-- START --
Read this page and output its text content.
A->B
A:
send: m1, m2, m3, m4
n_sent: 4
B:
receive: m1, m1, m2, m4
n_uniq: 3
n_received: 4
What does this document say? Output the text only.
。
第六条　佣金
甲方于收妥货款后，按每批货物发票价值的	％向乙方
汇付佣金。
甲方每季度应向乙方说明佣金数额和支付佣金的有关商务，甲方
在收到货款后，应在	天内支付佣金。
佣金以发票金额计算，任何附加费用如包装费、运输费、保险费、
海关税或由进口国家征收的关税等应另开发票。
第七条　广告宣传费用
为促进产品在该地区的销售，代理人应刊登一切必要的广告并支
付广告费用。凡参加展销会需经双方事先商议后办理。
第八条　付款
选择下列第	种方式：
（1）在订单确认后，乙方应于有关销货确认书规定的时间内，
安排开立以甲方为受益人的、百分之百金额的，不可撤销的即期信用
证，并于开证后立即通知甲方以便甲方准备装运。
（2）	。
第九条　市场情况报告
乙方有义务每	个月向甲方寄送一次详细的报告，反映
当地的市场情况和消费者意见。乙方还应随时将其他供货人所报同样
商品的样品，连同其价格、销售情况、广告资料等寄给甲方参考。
-- END --
-- Objective --
Give the listing above again, word for word.

-- Exercise solution --
Read this page and output its text content.
A->B
A:
send: m1, m2, m3, m4
n_sent: 4
B:
receive: m1, m1, m2, m4
n_uniq: 3
n_received: 4
What does this document say? Output the text only.
。
第六条　佣金
甲方于收妥货款后，按每批货物发票价值的	％向乙方
汇付佣金。
甲方每季度应向乙方说明佣金数额和支付佣金的有关商务，甲方
在收到货款后，应在	天内支付佣金。
佣金以发票金额计算，任何附加费用如包装费、运输费、保险费、
海关税或由进口国家征收的关税等应另开发票。
第七条　广告宣传费用
为促进产品在该地区的销售，代理人应刊登一切必要的广告并支
付广告费用。凡参加展销会需经双方事先商议后办理。
第八条　付款
选择下列第	种方式：
（1）在订单确认后，乙方应于有关销货确认书规定的时间内，
安排开立以甲方为受益人的、百分之百金额的，不可撤销的即期信用
证，并于开证后立即通知甲方以便甲方准备装运。
（2）	。
第九条　市场情况报告
乙方有义务每	个月向甲方寄送一次详细的报告，反映
当地的市场情况和消费者意见。乙方还应随时将其他供货人所报同样
商品的样品，连同其价格、销售情况、广告资料等寄给甲方参考。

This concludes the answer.